[问题与任务]
• 1. 对照关于蛋白质可溶性的文本段落,判断下列 (a)、(b)、(c) 三项说法是否与之相符。每项回答"是"或"否",并原样引用文中起决定作用的字句。
(a) 只有大约四分之一的蛋白质能够以可溶性形式成功表达。
(b) DeepSoluE 采用卷积神经网络来预测蛋白质的可溶性。
(c) 在可用蛋白质序列大量增加的情况下,现有可溶性预测模型的性能已令人满意。
• 2. 请接着关于蛋白质可溶性的文本段落的最后一句续写下去。

[文本段落]
┄┄┄┄┄┄┄┄┄┄
蛋白质可溶性是大多数工业应用中高效异源蛋白表达的前提,也是基础研究中功能解释的前提。然而,在蛋白质科学和工业中,包涵体的反复形成仍然是一个不可避免的障碍,只有近四分之一的蛋白质能够以可溶性形式成功表达。尽管随着时间的推移已经开发出了许多可溶性预测模型,但在当前可用蛋白质序列大量增加的情况下,它们的性能仍然不尽如人意。因此,开发新的、高度准确的预测器势在必行,这可以优先选择可溶性高的蛋白质,从而降低实际实验工作的成本。
在这项研究中,我们开发了一种新的工具 DeepSoluE,它使用长短期记忆(LSTM)网络和由理化模式和氨基酸分布式表示组成的混合特征来预测蛋白质的可溶性。比较结果表明,所提出的模型比现有工具具有更准确和平衡的性能。此外,我们还探讨了对模型性能有显著影响的特定特征及其相互作用效应。
┄┄┄┄┄┄┄┄┄┄
[所给数据行]
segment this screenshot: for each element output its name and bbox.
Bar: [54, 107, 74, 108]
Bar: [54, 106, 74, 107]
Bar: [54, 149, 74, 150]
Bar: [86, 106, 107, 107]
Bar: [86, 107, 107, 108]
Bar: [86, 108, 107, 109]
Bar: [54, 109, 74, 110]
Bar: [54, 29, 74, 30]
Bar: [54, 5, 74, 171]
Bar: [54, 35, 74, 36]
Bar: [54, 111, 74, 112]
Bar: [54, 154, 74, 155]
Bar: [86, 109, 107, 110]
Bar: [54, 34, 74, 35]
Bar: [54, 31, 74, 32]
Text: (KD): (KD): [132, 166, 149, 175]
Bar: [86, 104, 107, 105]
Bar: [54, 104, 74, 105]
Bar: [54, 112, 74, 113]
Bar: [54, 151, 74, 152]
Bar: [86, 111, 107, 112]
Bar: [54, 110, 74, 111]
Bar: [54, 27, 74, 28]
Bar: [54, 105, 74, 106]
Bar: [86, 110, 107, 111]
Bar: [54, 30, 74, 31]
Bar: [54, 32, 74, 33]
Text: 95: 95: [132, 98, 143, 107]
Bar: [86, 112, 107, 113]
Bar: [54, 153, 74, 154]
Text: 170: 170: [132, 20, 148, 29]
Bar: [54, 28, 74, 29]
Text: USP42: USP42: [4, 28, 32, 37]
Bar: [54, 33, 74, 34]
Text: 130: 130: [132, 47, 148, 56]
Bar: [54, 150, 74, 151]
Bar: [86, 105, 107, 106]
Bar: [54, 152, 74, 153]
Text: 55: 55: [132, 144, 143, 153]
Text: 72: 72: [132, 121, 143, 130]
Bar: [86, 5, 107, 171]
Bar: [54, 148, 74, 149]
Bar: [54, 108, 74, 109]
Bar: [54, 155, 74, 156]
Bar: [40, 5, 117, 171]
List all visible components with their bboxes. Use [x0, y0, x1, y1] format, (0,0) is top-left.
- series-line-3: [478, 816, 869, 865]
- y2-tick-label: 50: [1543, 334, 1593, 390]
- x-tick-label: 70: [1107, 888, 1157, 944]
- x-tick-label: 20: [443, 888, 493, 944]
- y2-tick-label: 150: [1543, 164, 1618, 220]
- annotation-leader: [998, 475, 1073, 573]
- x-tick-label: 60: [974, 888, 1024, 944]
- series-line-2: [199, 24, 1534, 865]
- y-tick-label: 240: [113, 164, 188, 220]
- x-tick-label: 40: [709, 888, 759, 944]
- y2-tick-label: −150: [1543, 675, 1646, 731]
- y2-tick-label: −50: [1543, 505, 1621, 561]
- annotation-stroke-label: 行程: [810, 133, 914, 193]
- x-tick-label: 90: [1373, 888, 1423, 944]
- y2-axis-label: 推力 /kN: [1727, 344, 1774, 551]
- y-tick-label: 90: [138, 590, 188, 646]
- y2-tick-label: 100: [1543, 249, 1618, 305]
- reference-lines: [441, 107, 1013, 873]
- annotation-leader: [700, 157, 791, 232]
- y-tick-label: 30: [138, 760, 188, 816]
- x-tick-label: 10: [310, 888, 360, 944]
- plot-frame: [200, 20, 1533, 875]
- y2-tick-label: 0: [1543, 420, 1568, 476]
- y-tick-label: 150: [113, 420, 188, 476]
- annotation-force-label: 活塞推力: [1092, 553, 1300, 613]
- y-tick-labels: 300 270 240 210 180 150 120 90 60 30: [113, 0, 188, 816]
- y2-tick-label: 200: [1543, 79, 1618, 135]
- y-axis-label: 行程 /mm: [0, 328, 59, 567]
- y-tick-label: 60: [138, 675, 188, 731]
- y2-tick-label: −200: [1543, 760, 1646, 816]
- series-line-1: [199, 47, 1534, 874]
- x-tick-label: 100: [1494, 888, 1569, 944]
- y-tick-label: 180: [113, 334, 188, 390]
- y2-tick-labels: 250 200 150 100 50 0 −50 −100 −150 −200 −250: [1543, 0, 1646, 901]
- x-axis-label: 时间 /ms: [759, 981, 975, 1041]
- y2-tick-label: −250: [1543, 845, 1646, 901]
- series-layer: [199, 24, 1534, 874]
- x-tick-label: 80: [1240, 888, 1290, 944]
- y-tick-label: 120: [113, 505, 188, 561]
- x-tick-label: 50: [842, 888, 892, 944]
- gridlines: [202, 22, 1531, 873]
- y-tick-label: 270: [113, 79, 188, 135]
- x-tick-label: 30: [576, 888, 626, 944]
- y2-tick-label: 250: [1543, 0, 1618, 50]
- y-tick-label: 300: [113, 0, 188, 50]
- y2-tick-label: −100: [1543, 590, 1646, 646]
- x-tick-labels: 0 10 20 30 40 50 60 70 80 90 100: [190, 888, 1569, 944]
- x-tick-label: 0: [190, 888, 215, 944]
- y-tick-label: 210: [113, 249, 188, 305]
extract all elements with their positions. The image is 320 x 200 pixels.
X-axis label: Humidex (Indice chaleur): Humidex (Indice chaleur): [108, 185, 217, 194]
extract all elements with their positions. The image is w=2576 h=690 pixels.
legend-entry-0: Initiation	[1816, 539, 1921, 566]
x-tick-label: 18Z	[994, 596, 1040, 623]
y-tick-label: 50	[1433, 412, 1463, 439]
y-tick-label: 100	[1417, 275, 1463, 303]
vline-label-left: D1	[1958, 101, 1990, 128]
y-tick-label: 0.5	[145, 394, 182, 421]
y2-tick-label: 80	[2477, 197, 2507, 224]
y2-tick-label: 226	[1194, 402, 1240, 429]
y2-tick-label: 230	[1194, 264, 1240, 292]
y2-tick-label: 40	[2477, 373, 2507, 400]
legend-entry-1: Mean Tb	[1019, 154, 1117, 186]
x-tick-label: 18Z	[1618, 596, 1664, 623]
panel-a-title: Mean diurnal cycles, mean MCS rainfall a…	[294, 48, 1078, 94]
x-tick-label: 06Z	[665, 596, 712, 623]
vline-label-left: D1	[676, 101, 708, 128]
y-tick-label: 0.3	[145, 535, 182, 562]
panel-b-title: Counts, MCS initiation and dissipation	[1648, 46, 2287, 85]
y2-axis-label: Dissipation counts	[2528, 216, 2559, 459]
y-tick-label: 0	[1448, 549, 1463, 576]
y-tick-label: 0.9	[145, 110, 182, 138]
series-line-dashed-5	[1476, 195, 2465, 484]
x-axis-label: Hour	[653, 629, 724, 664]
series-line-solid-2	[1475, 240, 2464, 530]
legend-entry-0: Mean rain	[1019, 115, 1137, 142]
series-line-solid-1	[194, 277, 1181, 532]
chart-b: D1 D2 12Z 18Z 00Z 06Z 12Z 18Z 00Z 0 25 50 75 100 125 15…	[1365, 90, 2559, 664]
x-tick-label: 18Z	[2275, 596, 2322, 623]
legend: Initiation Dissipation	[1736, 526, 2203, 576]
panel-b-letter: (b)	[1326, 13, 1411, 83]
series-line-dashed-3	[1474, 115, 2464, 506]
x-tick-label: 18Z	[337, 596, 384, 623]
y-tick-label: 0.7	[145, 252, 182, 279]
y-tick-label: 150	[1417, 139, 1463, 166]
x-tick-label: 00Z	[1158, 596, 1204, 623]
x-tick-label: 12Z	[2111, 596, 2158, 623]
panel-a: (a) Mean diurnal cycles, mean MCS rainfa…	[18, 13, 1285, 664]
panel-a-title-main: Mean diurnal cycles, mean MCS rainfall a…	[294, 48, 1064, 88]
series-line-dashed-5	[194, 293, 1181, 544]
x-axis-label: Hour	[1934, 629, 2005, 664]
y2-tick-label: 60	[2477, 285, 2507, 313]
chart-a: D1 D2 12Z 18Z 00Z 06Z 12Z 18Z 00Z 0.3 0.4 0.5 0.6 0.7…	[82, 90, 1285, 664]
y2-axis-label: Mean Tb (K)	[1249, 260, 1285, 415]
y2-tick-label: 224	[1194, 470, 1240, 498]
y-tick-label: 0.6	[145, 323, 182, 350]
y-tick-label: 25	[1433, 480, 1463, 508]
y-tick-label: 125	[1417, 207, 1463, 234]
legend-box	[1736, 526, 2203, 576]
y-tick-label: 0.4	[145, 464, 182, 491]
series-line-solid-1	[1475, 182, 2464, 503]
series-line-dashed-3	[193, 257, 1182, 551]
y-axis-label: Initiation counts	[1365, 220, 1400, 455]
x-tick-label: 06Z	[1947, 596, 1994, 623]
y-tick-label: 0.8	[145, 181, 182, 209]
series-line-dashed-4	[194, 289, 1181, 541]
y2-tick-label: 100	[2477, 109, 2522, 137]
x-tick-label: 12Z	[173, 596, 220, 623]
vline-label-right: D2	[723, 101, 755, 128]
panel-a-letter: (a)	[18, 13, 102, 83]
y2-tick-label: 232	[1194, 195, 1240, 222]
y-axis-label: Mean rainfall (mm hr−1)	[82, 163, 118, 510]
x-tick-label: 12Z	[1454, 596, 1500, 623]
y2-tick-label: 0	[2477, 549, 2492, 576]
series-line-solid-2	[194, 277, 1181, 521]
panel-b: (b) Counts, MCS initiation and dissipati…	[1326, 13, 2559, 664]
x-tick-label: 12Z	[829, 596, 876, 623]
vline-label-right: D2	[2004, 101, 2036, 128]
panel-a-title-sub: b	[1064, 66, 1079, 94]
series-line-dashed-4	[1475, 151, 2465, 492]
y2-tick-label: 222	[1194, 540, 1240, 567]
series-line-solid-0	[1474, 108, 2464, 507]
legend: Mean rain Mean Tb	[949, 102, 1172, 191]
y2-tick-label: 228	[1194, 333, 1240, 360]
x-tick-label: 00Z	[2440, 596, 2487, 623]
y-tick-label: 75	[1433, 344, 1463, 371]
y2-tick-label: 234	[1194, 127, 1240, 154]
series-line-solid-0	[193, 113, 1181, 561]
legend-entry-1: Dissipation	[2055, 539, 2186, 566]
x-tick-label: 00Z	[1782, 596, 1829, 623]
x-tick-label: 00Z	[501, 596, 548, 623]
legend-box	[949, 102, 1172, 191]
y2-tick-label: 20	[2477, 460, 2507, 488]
┄┄┄┄┄┄┄┄┄┄
[逐项答案]
• 1.
(a) 是。"只有近四分之一的蛋白质能够以可溶性形式成功表达"
(b) 否。"它使用长短期记忆(LSTM)网络和由理化模式和氨基酸分布式表示组成的混合特征来预测蛋白质的可溶性"
(c) 否。"在当前可用蛋白质序列大量增加的情况下,它们的性能仍然不尽如人意"

• 2.
DeepSoluE 适用于大肠杆菌中蛋白质可溶性的预测;它是一种生物信息学工具,可用于潜在可溶性靶标的预筛选,以降低湿实验研究的成本。该工具的公共可用网络服务器可免费访问,网址为 http://lab.malab.cn/~wangchao/softs/DeepSoluE/ 。